_Task to carry out_:
Reproduce verbatim every line of the records, from the first line down to and including the line that contains "category-select[interactable]: Deployment ▼: [257, 57, 396, 69]".

_Supplied records_:
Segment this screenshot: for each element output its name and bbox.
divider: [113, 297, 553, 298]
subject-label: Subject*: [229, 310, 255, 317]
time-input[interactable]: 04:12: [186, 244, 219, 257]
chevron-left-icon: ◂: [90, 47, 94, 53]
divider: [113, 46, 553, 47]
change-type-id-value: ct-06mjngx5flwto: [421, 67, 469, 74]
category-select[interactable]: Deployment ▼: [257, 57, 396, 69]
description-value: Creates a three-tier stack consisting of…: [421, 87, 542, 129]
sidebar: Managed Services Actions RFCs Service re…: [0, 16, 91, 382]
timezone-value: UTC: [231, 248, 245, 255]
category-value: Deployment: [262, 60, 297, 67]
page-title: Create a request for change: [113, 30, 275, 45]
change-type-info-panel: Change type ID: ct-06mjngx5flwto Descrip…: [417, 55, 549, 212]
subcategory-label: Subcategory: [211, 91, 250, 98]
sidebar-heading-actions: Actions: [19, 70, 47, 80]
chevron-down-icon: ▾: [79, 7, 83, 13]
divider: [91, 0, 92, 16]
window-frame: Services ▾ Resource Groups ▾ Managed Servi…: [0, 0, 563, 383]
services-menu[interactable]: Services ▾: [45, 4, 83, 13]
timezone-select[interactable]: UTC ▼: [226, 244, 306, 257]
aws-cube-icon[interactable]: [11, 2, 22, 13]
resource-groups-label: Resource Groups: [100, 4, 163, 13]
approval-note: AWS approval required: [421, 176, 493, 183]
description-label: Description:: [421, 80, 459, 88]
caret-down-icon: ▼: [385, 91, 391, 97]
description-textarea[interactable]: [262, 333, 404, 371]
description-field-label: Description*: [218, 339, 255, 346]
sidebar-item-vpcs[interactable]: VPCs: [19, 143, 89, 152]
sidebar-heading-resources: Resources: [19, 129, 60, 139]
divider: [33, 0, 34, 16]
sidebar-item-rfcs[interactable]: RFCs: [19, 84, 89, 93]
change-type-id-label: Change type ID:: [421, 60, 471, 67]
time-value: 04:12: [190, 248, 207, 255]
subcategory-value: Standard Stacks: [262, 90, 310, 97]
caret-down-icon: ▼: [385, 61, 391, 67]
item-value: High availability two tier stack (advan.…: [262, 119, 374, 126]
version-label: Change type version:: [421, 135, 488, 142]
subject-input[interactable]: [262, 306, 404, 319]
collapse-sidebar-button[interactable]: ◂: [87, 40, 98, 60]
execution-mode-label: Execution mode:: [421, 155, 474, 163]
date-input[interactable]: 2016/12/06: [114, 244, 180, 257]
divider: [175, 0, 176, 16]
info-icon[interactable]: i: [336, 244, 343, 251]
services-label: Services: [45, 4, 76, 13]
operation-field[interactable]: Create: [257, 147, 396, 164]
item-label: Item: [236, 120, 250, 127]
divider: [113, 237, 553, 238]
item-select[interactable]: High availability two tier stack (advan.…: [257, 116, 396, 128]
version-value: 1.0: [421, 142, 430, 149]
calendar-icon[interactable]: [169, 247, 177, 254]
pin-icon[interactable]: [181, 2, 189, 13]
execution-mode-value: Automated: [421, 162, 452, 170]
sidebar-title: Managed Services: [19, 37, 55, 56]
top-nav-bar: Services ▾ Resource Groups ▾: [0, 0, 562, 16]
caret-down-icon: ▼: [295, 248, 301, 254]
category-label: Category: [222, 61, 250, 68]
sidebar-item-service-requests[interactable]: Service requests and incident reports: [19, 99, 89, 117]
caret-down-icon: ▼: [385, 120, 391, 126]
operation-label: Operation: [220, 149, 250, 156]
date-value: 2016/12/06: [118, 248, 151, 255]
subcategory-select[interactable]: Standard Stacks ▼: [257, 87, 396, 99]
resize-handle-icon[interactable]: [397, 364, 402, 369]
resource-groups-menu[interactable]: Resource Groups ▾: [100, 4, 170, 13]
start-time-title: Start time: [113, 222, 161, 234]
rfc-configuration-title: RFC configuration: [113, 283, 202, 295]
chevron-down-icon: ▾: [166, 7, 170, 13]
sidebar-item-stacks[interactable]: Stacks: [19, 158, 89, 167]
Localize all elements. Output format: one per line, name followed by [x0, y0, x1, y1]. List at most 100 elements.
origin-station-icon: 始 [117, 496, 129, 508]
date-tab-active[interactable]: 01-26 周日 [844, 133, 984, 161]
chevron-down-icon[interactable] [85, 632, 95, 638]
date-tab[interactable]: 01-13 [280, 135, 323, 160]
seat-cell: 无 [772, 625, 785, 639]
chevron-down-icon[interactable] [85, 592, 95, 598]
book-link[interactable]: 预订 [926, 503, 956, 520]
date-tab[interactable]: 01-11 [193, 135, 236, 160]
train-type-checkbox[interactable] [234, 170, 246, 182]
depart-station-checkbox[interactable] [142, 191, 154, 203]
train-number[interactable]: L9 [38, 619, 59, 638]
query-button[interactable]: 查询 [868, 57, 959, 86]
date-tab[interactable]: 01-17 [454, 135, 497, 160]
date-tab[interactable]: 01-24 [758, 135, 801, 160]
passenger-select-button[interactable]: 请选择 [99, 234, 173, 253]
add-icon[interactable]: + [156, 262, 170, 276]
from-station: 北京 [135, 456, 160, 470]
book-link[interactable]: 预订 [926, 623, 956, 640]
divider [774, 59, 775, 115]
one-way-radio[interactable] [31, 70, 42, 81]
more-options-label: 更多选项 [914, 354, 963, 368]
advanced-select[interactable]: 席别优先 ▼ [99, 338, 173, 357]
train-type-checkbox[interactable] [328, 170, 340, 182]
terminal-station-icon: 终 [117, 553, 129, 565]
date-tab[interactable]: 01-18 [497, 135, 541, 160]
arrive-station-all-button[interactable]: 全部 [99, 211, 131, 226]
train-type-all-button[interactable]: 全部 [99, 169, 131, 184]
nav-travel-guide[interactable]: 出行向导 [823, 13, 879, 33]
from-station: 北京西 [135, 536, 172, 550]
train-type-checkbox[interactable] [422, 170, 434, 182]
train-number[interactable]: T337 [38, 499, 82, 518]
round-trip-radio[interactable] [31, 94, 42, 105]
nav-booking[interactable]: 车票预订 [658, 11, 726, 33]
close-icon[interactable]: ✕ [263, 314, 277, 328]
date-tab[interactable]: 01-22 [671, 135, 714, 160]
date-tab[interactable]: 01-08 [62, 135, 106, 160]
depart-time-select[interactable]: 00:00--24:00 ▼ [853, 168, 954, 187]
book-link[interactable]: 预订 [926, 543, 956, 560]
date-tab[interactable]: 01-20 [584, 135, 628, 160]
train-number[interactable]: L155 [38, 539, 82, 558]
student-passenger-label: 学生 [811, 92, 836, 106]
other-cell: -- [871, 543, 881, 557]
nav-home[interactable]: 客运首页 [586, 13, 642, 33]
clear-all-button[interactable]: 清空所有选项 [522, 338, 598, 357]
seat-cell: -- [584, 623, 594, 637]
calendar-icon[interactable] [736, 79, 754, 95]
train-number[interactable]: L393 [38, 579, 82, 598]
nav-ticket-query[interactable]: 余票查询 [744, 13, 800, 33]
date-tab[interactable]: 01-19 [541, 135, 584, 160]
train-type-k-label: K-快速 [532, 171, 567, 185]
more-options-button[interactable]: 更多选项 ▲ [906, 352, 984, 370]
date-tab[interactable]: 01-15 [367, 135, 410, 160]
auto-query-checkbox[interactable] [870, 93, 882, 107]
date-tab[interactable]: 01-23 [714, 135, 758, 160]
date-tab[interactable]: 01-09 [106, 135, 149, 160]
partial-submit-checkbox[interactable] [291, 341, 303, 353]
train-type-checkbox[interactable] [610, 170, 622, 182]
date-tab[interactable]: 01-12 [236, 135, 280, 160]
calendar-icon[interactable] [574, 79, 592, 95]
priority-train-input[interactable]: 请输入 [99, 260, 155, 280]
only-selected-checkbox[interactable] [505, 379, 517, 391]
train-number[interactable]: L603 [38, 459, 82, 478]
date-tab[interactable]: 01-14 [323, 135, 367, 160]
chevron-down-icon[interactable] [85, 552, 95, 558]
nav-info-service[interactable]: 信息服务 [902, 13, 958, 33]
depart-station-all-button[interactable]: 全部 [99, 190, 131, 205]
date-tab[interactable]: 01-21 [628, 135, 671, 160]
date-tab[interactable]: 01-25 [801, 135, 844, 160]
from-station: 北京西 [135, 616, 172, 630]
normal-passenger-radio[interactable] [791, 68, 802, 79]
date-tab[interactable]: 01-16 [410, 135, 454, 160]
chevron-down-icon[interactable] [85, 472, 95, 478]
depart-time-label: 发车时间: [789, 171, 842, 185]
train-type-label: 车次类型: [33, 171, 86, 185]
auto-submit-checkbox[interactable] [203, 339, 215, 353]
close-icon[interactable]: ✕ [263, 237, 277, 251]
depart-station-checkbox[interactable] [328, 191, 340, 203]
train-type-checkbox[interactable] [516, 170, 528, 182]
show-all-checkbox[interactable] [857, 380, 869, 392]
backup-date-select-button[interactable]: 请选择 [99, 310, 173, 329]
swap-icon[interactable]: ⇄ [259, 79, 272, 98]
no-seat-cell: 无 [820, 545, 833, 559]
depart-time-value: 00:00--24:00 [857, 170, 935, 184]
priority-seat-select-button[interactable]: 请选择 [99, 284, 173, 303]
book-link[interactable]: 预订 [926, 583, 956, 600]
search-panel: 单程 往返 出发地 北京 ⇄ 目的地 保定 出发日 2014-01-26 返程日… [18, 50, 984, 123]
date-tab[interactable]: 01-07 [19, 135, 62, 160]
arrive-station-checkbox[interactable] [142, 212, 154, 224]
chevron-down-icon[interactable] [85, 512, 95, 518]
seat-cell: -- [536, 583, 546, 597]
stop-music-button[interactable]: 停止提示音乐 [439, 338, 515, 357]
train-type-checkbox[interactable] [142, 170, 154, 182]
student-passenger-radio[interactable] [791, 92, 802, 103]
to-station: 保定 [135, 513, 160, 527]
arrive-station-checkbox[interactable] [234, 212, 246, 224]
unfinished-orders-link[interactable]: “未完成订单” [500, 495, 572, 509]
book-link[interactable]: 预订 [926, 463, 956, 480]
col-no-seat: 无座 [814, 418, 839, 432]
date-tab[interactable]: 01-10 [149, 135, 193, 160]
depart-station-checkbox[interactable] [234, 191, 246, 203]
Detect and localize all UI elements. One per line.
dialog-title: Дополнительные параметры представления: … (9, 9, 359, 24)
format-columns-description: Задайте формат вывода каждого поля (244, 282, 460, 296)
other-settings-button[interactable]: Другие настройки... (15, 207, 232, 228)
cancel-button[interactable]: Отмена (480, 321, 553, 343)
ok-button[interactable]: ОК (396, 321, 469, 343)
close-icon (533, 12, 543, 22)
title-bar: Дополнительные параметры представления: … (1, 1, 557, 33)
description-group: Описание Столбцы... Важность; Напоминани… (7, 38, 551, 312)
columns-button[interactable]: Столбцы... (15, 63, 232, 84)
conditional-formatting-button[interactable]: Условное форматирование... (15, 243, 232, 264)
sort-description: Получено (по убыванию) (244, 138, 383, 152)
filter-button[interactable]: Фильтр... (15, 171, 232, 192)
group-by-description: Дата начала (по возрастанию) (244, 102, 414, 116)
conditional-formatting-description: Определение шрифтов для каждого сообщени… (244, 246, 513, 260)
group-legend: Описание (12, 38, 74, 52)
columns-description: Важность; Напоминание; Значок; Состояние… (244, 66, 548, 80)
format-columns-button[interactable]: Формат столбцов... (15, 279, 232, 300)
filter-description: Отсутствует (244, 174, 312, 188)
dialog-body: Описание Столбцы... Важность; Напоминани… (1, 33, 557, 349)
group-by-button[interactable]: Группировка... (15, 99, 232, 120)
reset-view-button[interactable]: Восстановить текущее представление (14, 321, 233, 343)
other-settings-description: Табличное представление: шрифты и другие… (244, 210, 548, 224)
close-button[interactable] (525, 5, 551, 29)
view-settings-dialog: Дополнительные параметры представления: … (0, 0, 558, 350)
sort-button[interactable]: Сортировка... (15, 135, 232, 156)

_Exercise answer_:
Segment this screenshot: for each element output its name and bbox.
divider: [113, 297, 553, 298]
subject-label: Subject*: [229, 310, 255, 317]
time-input[interactable]: 04:12: [186, 244, 219, 257]
chevron-left-icon: ◂: [90, 47, 94, 53]
divider: [113, 46, 553, 47]
change-type-id-value: ct-06mjngx5flwto: [421, 67, 469, 74]
category-select[interactable]: Deployment ▼: [257, 57, 396, 69]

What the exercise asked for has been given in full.